- GOALS
1. In the film analysis excerpt, give the part that opens with the words containing "This analysis so" and closes with "their experiential quality.", switching "corpus" to "collection".
2. Which source does the film analysis excerpt cite for the claim that the hybridity of the Digital Humanities necessitates two translation efforts and literacies?
3. The film analysis excerpt names pairs of opposites that should not be considered mutually excluding. List every such pair.
[Start TEXT SEGMENT]
Comparison of two scenes in The Company Men. John Wells, USA 2010.
This analysis so far has shown that we can conduct a detailed analysis of spatio-temporal dynamics in moving images on the micro level based upon empirical data from the annotation of a largely controlled vocabulary. Over the course of this exemplary study, we hope to have shown how to determine key characteristics of single analyses and search for these characteristics within the film (and throughout a larger corpus) in order to find similar scenes. This enables us to identify recurring affective profiles within a corpus and thus allows us to make detailed and empirically-based claims about larger groups of films – focusing on the dynamic unfolding of scenes and their experiential quality.

3. Matching Computational Analysis and Human Experience – Conclusion and Perspectives

In this article we have focused on the requirements, challenges and proposed solutions we have identified within the research goal of matching computational means of analysis and interpretation with the theoretically deduced primacy of experience in media reception. The sketched-out film analytical framework is no one-fits-all-solution for analyzing audiovisual media, and there are still many questions unanswered – and even not yet asked. But we hope that this is also read as a contribution to the ongoing development of Digital Humanities methodologies which are – at least with regard to audio-visual images – still largely in a phase of fast development.
Apart from the concrete hypotheses, measures and findings that we have presented, we want to outline in this conclusion the underlying epistemological and disciplinary principles that are of importance to us and that also resonate in some recent debates about the directions that the field of Digital Humanities is taking:
The dichotomy between the close and the distant, the qualitative and the quantitative – as well as between the digital and the analog, incidentally – should not be considered as mutually excluding and framed in a discourse that emphasizes deficiency. We rather have to find means to foreground the inherent hybridity and scalability that works within the Digital Humanities and make it productive in as many ways as we can [Fickers 2018]. It is thus important to us to emphasize the circumstance that this kind of research program is not proposed as a substitution to established methods and frameworks, but rather as a promising addition to the methodological toolboxes of the different disciplines.
It has also been established quite often, that the hybridity of the Digital Humanities necessitates (at least) two translation efforts and literacies [Jones and Hafner 2012]: One concerns humanities scholar who may not have to become a programmer but at least has to develop a basic understanding of how codes, databases and interfaces work. But the other translation is equally important: The possibilities of computation are highly problematic from a techno-political point of view, as long as they are not viewed from specific theoretical perspectives and research questions that are derived from concrete problems of knowledge and understanding. In order to relate aesthetic theory of embodied perception and methods from computational sciences, a common ground has to be found that deviates from the standards of the involved disciplines and always runs the risk to seem incompatible with conventional self-understandings – a predicament that a lot of inter- and transdisciplinary research has to face.
[End TEXT SEGMENT]
[Start DATA ROWS]
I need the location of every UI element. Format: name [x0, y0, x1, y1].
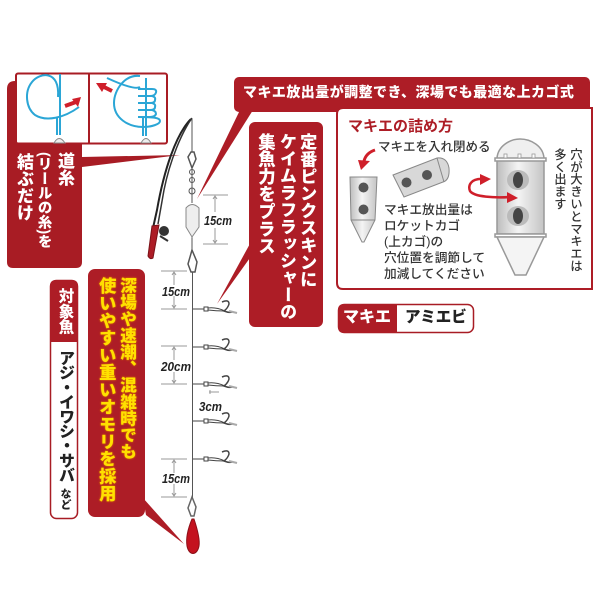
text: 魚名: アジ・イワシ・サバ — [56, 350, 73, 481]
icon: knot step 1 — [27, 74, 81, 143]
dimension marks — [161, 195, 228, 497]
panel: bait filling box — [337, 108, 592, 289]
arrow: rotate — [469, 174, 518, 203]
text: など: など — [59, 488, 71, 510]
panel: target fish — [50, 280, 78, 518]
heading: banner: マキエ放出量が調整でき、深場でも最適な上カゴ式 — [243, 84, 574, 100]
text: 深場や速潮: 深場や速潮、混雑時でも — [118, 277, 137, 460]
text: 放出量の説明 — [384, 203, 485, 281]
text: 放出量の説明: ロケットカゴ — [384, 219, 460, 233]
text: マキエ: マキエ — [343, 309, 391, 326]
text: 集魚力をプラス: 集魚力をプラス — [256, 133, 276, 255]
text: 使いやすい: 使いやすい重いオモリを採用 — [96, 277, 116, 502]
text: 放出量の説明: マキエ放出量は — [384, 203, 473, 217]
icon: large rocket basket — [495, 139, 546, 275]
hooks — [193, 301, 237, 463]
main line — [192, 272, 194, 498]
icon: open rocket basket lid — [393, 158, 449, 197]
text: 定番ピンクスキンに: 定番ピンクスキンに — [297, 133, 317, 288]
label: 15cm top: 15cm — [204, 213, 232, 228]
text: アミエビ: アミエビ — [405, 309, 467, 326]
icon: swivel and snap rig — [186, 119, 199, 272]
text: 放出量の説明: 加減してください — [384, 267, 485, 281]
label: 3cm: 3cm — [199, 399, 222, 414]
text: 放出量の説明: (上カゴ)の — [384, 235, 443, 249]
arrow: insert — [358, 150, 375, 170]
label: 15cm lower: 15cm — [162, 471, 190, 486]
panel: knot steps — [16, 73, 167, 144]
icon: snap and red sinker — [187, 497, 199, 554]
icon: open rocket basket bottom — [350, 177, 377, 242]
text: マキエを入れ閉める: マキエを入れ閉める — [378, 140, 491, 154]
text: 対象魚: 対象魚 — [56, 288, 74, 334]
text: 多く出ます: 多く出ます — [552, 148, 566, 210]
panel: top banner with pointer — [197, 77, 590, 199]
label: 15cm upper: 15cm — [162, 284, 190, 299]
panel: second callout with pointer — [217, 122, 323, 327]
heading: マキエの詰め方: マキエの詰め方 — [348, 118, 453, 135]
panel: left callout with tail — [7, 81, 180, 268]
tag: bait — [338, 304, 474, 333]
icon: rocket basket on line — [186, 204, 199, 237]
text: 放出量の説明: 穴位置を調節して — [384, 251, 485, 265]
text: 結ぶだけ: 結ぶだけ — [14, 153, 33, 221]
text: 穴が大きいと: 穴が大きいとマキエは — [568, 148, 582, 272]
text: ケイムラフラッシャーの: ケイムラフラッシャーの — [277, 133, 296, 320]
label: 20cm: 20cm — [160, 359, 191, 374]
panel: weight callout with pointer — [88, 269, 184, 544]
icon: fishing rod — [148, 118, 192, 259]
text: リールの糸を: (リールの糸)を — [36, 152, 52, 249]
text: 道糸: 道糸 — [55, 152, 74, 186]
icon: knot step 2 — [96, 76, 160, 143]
[End DATA ROWS]
- THE ANSWERS
1.
This analysis so far has shown that we can conduct a detailed analysis of spatio-temporal dynamics in moving images on the micro level based upon empirical data from the annotation of a largely controlled vocabulary. Over the course of this exemplary study, we hope to have shown how to determine key characteristics of single analyses and search for these characteristics within the film (and throughout a larger collection) in order to find similar scenes. This enables us to identify recurring affective profiles within a collection and thus allows us to make detailed and empirically-based claims about larger groups of films – focusing on the dynamic unfolding of scenes and their experiential quality.

2. Jones and Hafner 2012

3.
- the close and the distant
- the qualitative and the quantitative
- the digital and the analog